WHAT IS NEEDED: Find and copy every line in the records that includes the string "Permissions".

THE RECORDS:
--

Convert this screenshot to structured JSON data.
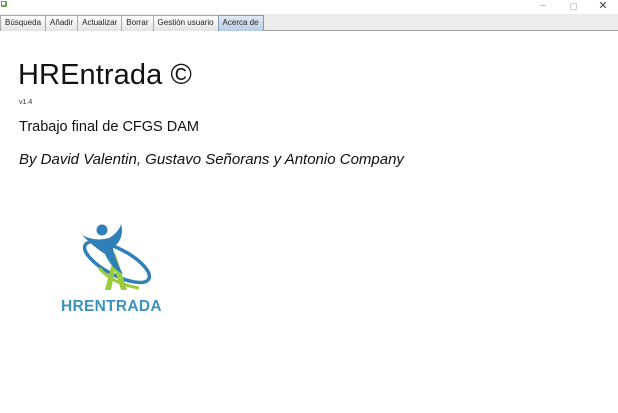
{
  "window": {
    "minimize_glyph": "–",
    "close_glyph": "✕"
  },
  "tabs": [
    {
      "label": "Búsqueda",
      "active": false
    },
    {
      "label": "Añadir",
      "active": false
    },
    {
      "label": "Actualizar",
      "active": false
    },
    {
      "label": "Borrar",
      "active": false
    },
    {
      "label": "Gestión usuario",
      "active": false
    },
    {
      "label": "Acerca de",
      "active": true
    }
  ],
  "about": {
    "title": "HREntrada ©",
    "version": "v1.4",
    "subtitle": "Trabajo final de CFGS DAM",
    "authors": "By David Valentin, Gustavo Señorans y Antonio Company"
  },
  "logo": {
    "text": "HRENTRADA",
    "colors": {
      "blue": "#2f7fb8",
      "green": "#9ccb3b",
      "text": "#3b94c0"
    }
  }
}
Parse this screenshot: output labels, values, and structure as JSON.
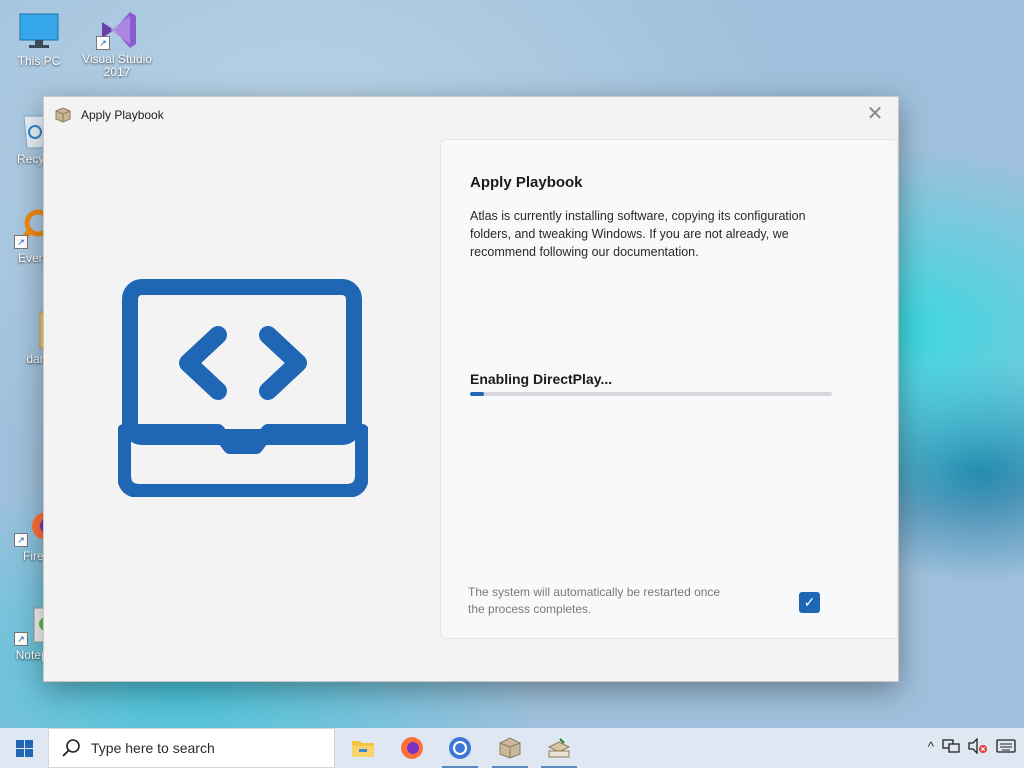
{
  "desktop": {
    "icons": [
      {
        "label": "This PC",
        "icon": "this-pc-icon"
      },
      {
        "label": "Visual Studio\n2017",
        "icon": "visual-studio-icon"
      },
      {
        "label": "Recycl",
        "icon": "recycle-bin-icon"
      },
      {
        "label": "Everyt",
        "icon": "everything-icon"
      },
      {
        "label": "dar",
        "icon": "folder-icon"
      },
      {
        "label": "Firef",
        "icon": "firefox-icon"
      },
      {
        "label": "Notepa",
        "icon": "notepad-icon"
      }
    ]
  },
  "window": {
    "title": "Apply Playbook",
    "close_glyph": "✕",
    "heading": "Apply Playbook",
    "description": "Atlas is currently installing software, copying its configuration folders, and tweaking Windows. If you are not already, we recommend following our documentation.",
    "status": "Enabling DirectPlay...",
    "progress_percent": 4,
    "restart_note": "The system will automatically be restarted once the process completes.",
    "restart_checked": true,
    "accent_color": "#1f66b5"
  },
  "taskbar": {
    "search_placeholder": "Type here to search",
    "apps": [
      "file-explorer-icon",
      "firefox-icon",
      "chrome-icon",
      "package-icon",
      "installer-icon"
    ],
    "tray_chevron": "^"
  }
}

--

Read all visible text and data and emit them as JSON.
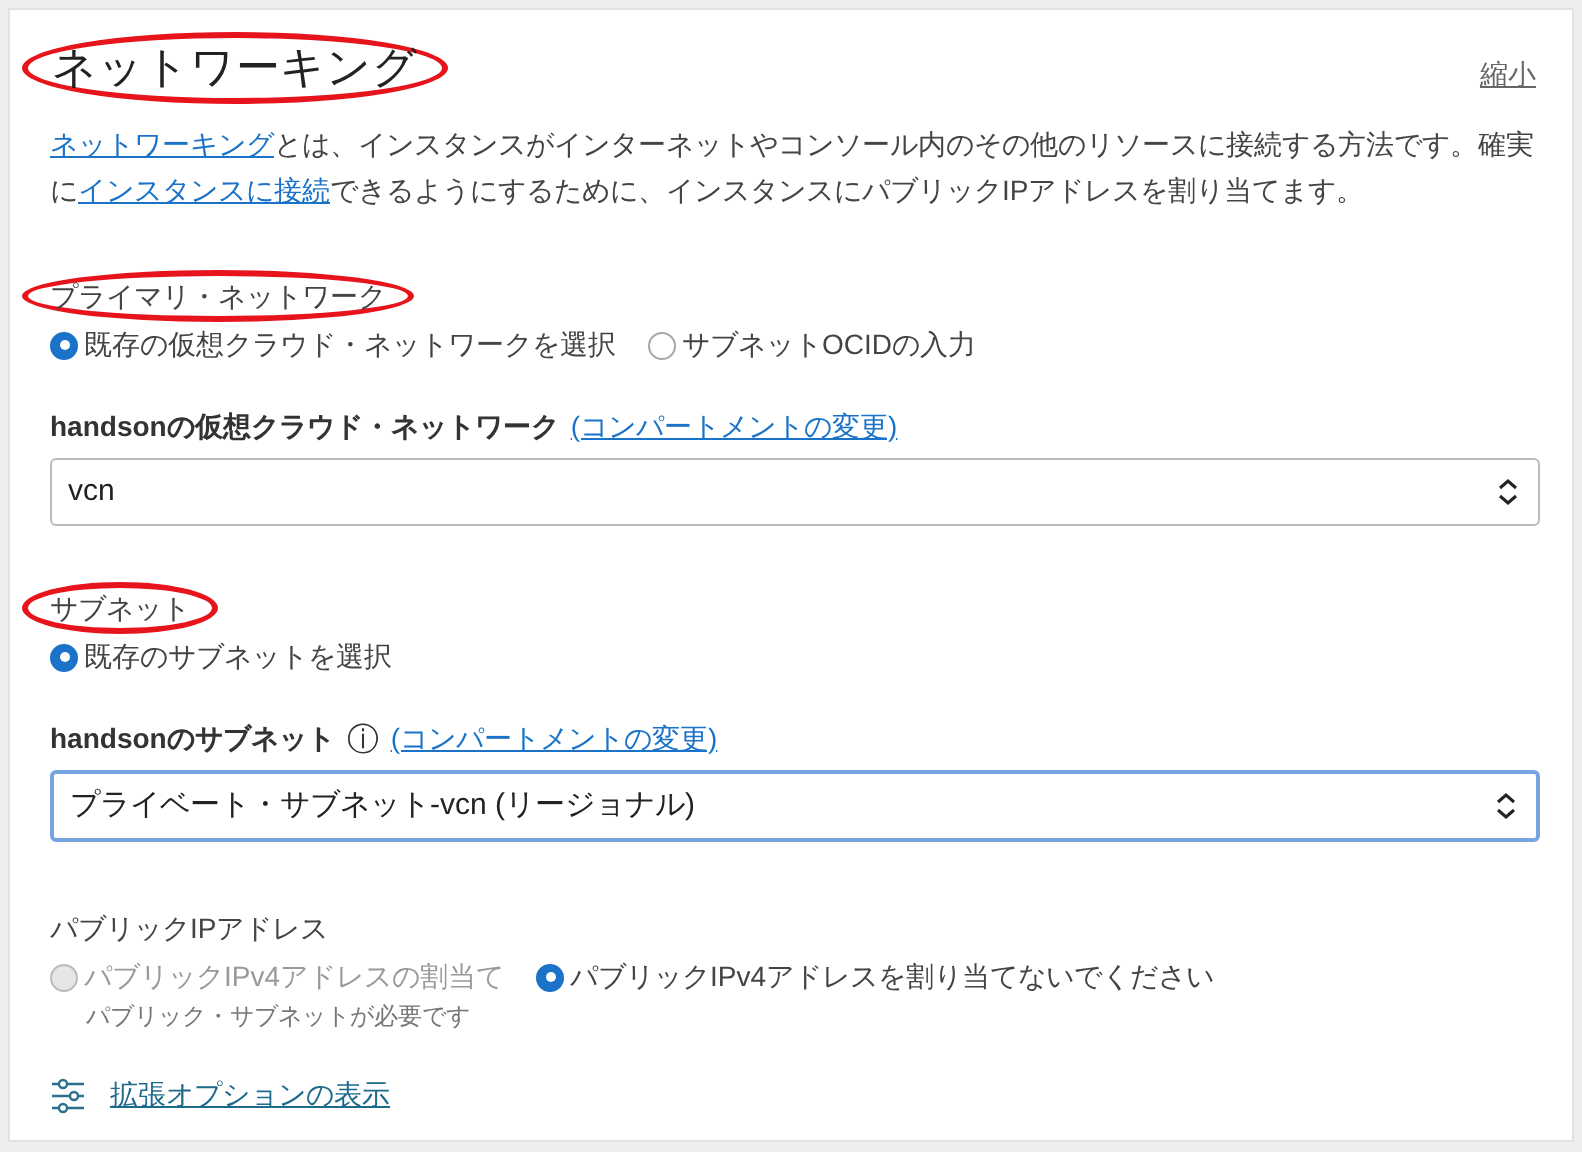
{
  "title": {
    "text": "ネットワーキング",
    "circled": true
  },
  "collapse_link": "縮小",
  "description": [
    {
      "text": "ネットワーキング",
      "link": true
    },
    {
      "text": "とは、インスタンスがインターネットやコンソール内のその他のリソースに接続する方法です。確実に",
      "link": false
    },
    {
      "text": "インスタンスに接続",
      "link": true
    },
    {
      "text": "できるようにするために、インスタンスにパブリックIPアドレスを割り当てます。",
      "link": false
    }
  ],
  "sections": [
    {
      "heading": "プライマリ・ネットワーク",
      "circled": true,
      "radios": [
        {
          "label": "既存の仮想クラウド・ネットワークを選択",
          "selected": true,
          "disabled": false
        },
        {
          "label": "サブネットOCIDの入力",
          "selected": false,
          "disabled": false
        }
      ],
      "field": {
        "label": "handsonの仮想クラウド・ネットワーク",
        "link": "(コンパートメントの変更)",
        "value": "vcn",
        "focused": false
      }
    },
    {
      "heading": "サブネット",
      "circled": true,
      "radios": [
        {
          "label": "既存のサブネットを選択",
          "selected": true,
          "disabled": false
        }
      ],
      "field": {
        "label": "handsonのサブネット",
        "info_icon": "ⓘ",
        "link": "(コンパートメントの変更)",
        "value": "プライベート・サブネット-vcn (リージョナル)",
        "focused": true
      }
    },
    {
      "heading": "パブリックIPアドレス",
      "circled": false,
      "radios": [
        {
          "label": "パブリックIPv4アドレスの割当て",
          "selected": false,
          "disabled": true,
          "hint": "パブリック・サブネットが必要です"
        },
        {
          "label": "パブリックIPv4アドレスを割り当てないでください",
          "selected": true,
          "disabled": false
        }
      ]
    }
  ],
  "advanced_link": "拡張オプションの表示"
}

--

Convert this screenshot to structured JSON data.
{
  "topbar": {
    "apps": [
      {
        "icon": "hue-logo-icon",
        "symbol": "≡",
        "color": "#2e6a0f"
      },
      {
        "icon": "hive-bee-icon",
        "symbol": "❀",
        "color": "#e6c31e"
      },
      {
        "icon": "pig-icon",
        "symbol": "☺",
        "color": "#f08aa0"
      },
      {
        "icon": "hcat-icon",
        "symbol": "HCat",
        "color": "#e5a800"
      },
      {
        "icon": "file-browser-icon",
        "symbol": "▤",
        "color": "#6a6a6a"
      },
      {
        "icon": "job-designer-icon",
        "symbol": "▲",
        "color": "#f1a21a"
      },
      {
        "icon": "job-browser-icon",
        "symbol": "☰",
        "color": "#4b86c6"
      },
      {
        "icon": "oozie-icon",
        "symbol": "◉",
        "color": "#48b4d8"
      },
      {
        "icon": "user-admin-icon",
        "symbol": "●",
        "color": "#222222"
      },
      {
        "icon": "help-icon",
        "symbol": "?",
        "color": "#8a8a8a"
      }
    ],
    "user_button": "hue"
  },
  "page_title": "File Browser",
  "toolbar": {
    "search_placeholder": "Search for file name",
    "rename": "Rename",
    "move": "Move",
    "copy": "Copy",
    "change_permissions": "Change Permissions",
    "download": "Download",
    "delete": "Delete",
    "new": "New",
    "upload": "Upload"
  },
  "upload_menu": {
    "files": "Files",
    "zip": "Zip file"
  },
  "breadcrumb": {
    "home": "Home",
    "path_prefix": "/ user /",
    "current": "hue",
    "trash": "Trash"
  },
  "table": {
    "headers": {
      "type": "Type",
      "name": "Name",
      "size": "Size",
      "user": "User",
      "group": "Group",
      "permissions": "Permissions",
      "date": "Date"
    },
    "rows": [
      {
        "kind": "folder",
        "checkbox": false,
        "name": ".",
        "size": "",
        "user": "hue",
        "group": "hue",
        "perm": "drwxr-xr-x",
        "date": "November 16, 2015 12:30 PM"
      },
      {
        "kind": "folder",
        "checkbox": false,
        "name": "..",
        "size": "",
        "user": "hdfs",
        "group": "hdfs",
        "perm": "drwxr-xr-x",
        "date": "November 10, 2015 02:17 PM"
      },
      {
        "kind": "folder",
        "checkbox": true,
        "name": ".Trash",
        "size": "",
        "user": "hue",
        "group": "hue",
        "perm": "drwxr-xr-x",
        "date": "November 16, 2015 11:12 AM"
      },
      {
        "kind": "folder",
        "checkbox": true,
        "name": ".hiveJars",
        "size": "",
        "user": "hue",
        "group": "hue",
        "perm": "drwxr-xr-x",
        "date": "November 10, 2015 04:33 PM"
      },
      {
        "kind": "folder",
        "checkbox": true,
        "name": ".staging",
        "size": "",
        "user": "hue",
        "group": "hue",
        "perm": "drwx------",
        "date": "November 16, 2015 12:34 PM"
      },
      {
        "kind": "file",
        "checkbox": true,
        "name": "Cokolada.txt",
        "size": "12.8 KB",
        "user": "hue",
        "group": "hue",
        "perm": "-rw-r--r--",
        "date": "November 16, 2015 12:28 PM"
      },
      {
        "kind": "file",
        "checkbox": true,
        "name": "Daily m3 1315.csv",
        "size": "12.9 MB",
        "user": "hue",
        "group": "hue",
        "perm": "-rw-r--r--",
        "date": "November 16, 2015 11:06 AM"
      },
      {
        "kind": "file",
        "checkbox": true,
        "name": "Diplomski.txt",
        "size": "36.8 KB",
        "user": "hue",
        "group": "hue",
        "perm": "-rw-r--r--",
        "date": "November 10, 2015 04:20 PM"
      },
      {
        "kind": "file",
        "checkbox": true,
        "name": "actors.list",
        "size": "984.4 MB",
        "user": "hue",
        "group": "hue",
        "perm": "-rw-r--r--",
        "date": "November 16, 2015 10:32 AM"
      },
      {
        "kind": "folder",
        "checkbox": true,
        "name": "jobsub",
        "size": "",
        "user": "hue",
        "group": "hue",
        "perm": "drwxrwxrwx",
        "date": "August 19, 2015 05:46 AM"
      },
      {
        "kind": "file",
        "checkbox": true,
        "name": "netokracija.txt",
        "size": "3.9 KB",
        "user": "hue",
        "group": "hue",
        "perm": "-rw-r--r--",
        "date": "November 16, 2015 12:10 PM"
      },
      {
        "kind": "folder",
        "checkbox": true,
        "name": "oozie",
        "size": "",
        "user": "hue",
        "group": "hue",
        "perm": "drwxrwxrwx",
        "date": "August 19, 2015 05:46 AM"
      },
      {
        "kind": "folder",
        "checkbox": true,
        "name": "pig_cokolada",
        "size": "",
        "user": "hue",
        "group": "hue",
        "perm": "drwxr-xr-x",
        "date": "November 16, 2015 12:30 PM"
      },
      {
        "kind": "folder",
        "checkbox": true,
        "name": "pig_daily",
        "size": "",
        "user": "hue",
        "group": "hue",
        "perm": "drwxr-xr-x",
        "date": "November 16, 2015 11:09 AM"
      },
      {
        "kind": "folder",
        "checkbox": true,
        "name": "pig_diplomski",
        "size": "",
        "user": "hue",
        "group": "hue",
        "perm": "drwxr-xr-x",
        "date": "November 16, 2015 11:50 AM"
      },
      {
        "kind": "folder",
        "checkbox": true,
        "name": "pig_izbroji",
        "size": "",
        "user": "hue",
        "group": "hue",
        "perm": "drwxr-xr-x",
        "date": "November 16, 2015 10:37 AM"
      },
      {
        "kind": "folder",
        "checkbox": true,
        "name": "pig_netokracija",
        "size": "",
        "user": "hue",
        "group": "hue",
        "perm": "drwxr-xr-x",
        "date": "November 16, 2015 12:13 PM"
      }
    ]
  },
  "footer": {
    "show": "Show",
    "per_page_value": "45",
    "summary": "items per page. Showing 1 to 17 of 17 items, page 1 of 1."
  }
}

--

FINISHED EXERCISE:
    "change_permissions": "Change Permissions",
      "permissions": "Permissions",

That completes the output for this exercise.